_Task instructions_
Return the records, each one exactly as written.

_Items from a figure collection_
========

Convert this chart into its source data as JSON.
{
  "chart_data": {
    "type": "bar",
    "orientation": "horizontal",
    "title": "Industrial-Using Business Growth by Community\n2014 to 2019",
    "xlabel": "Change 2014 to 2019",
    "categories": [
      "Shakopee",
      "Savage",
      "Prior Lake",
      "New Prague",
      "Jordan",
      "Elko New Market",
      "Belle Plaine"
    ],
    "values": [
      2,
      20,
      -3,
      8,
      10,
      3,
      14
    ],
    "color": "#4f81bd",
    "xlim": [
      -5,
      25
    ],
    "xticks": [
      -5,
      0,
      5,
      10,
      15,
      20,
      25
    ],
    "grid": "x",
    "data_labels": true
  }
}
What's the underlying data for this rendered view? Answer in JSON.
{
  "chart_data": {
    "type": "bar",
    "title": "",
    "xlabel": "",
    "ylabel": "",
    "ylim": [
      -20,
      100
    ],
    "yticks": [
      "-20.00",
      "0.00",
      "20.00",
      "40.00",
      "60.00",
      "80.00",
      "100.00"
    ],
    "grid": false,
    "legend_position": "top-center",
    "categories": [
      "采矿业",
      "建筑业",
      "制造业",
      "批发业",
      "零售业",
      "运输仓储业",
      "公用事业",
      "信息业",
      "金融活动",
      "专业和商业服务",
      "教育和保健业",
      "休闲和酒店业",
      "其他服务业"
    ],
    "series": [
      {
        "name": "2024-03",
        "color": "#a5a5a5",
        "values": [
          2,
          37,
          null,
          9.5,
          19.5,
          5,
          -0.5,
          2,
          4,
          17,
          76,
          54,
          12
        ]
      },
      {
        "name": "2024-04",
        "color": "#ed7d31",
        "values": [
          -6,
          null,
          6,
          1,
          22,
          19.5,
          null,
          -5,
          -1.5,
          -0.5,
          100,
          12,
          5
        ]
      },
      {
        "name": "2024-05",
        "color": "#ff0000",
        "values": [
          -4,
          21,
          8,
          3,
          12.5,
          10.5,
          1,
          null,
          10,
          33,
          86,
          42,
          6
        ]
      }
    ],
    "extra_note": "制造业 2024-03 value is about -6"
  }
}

========

_Exercise solution_
Convert this chart into its source data as JSON.
{
  "chart_data": {
    "type": "bar",
    "orientation": "horizontal",
    "title": "Industrial-Using Business Growth by Community\n2014 to 2019",
    "xlabel": "Change 2014 to 2019",
    "categories": [
      "Shakopee",
      "Savage",
      "Prior Lake",
      "New Prague",
      "Jordan",
      "Elko New Market",
      "Belle Plaine"
    ],
    "values": [
      2,
      20,
      -3,
      8,
      10,
      3,
      14
    ],
    "color": "#4f81bd",
    "xlim": [
      -5,
      25
    ],
    "xticks": [
      -5,
      0,
      5,
      10,
      15,
      20,
      25
    ],
    "grid": "x",
    "data_labels": true
  }
}
What's the underlying data for this rendered view? Answer in JSON.
{
  "chart_data": {
    "type": "bar",
    "title": "",
    "xlabel": "",
    "ylabel": "",
    "ylim": [
      -20,
      100
    ],
    "yticks": [
      "-20.00",
      "0.00",
      "20.00",
      "40.00",
      "60.00",
      "80.00",
      "100.00"
    ],
    "grid": false,
    "legend_position": "top-center",
    "categories": [
      "采矿业",
      "建筑业",
      "制造业",
      "批发业",
      "零售业",
      "运输仓储业",
      "公用事业",
      "信息业",
      "金融活动",
      "专业和商业服务",
      "教育和保健业",
      "休闲和酒店业",
      "其他服务业"
    ],
    "series": [
      {
        "name": "2024-03",
        "color": "#a5a5a5",
        "values": [
          2,
          37,
          null,
          9.5,
          19.5,
          5,
          -0.5,
          2,
          4,
          17,
          76,
          54,
          12
        ]
      },
      {
        "name": "2024-04",
        "color": "#ed7d31",
        "values": [
          -6,
          null,
          6,
          1,
          22,
          19.5,
          null,
          -5,
          -1.5,
          -0.5,
          100,
          12,
          5
        ]
      },
      {
        "name": "2024-05",
        "color": "#ff0000",
        "values": [
          -4,
          21,
          8,
          3,
          12.5,
          10.5,
          1,
          null,
          10,
          33,
          86,
          42,
          6
        ]
      }
    ],
    "extra_note": "制造业 2024-03 value is about -6"
  }
}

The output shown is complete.